_EXERCISE REQUIREMENTS_
Reproduce every entry in the listing without alteration.

#### RECORDS FOR THIS EXERCISE

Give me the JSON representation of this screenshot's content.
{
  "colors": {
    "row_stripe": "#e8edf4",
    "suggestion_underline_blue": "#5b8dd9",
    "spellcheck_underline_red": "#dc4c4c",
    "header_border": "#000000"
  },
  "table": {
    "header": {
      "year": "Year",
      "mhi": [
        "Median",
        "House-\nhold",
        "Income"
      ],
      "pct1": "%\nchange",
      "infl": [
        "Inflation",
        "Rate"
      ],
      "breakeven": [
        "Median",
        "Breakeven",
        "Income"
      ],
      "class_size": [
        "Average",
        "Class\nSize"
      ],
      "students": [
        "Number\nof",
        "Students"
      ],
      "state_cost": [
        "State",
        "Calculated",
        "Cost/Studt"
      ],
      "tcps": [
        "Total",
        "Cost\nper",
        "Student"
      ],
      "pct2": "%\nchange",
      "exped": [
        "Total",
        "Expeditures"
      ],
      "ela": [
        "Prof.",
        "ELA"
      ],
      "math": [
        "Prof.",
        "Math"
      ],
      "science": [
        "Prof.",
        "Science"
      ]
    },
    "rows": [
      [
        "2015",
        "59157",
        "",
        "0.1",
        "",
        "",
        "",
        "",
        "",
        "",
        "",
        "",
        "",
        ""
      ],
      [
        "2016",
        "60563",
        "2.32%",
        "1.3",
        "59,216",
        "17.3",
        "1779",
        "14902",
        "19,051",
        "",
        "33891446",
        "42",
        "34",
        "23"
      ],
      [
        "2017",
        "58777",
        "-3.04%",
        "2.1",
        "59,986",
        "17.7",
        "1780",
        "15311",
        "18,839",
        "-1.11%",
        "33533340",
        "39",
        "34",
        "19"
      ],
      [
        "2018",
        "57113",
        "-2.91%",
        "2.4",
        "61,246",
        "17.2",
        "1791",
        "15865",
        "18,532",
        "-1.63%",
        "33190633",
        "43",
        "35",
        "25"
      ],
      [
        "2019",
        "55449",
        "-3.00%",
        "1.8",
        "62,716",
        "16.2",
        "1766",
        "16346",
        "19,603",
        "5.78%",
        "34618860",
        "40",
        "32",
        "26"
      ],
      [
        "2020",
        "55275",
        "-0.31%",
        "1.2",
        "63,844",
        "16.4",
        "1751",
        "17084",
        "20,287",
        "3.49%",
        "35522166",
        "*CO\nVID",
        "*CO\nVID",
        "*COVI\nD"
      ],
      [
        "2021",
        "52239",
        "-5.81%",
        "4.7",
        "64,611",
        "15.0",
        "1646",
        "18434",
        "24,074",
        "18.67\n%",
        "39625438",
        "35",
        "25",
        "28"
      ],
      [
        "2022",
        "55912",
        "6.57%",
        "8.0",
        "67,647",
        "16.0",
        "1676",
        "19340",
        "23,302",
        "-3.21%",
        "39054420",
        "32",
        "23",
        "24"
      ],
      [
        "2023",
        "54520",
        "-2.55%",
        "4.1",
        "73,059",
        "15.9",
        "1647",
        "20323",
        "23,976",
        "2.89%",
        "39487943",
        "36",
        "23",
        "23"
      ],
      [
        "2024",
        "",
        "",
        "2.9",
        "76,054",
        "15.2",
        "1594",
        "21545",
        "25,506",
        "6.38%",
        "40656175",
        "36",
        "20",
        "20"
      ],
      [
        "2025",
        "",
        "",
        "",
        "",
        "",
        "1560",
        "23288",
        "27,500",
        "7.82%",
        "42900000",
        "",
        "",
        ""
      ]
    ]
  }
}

########

_WRITTEN ANSWER_
Give me the JSON representation of this screenshot's content.
{
  "colors": {
    "row_stripe": "#e8edf4",
    "suggestion_underline_blue": "#5b8dd9",
    "spellcheck_underline_red": "#dc4c4c",
    "header_border": "#000000"
  },
  "table": {
    "header": {
      "year": "Year",
      "mhi": [
        "Median",
        "House-\nhold",
        "Income"
      ],
      "pct1": "%\nchange",
      "infl": [
        "Inflation",
        "Rate"
      ],
      "breakeven": [
        "Median",
        "Breakeven",
        "Income"
      ],
      "class_size": [
        "Average",
        "Class\nSize"
      ],
      "students": [
        "Number\nof",
        "Students"
      ],
      "state_cost": [
        "State",
        "Calculated",
        "Cost/Studt"
      ],
      "tcps": [
        "Total",
        "Cost\nper",
        "Student"
      ],
      "pct2": "%\nchange",
      "exped": [
        "Total",
        "Expeditures"
      ],
      "ela": [
        "Prof.",
        "ELA"
      ],
      "math": [
        "Prof.",
        "Math"
      ],
      "science": [
        "Prof.",
        "Science"
      ]
    },
    "rows": [
      [
        "2015",
        "59157",
        "",
        "0.1",
        "",
        "",
        "",
        "",
        "",
        "",
        "",
        "",
        "",
        ""
      ],
      [
        "2016",
        "60563",
        "2.32%",
        "1.3",
        "59,216",
        "17.3",
        "1779",
        "14902",
        "19,051",
        "",
        "33891446",
        "42",
        "34",
        "23"
      ],
      [
        "2017",
        "58777",
        "-3.04%",
        "2.1",
        "59,986",
        "17.7",
        "1780",
        "15311",
        "18,839",
        "-1.11%",
        "33533340",
        "39",
        "34",
        "19"
      ],
      [
        "2018",
        "57113",
        "-2.91%",
        "2.4",
        "61,246",
        "17.2",
        "1791",
        "15865",
        "18,532",
        "-1.63%",
        "33190633",
        "43",
        "35",
        "25"
      ],
      [
        "2019",
        "55449",
        "-3.00%",
        "1.8",
        "62,716",
        "16.2",
        "1766",
        "16346",
        "19,603",
        "5.78%",
        "34618860",
        "40",
        "32",
        "26"
      ],
      [
        "2020",
        "55275",
        "-0.31%",
        "1.2",
        "63,844",
        "16.4",
        "1751",
        "17084",
        "20,287",
        "3.49%",
        "35522166",
        "*CO\nVID",
        "*CO\nVID",
        "*COVI\nD"
      ],
      [
        "2021",
        "52239",
        "-5.81%",
        "4.7",
        "64,611",
        "15.0",
        "1646",
        "18434",
        "24,074",
        "18.67\n%",
        "39625438",
        "35",
        "25",
        "28"
      ],
      [
        "2022",
        "55912",
        "6.57%",
        "8.0",
        "67,647",
        "16.0",
        "1676",
        "19340",
        "23,302",
        "-3.21%",
        "39054420",
        "32",
        "23",
        "24"
      ],
      [
        "2023",
        "54520",
        "-2.55%",
        "4.1",
        "73,059",
        "15.9",
        "1647",
        "20323",
        "23,976",
        "2.89%",
        "39487943",
        "36",
        "23",
        "23"
      ],
      [
        "2024",
        "",
        "",
        "2.9",
        "76,054",
        "15.2",
        "1594",
        "21545",
        "25,506",
        "6.38%",
        "40656175",
        "36",
        "20",
        "20"
      ],
      [
        "2025",
        "",
        "",
        "",
        "",
        "",
        "1560",
        "23288",
        "27,500",
        "7.82%",
        "42900000",
        "",
        "",
        ""
      ]
    ]
  }
}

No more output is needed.